> **INPUT FOR THIS TASK**

"""

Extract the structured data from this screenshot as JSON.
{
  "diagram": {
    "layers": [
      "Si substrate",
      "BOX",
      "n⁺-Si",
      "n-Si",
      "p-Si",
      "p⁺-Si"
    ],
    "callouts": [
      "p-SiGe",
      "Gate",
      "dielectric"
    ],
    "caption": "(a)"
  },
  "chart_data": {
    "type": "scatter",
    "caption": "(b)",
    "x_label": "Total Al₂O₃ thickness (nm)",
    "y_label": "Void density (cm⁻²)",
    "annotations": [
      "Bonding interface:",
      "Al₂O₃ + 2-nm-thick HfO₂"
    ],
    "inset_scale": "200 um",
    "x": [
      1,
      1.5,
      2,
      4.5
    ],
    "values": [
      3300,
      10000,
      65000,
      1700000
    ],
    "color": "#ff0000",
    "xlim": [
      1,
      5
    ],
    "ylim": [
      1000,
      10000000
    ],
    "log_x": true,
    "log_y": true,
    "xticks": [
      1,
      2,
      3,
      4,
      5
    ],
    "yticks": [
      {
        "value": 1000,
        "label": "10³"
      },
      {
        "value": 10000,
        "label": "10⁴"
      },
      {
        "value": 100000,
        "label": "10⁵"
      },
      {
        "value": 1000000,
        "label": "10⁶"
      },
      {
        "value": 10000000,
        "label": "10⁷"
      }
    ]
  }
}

"""

> **AIM OF THE TASK**
Write out every line of the material again, exactly as it reads.

> **RESULT OF THIS TASK**
Extract the structured data from this screenshot as JSON.
{
  "diagram": {
    "layers": [
      "Si substrate",
      "BOX",
      "n⁺-Si",
      "n-Si",
      "p-Si",
      "p⁺-Si"
    ],
    "callouts": [
      "p-SiGe",
      "Gate",
      "dielectric"
    ],
    "caption": "(a)"
  },
  "chart_data": {
    "type": "scatter",
    "caption": "(b)",
    "x_label": "Total Al₂O₃ thickness (nm)",
    "y_label": "Void density (cm⁻²)",
    "annotations": [
      "Bonding interface:",
      "Al₂O₃ + 2-nm-thick HfO₂"
    ],
    "inset_scale": "200 um",
    "x": [
      1,
      1.5,
      2,
      4.5
    ],
    "values": [
      3300,
      10000,
      65000,
      1700000
    ],
    "color": "#ff0000",
    "xlim": [
      1,
      5
    ],
    "ylim": [
      1000,
      10000000
    ],
    "log_x": true,
    "log_y": true,
    "xticks": [
      1,
      2,
      3,
      4,
      5
    ],
    "yticks": [
      {
        "value": 1000,
        "label": "10³"
      },
      {
        "value": 10000,
        "label": "10⁴"
      },
      {
        "value": 100000,
        "label": "10⁵"
      },
      {
        "value": 1000000,
        "label": "10⁶"
      },
      {
        "value": 10000000,
        "label": "10⁷"
      }
    ]
  }
}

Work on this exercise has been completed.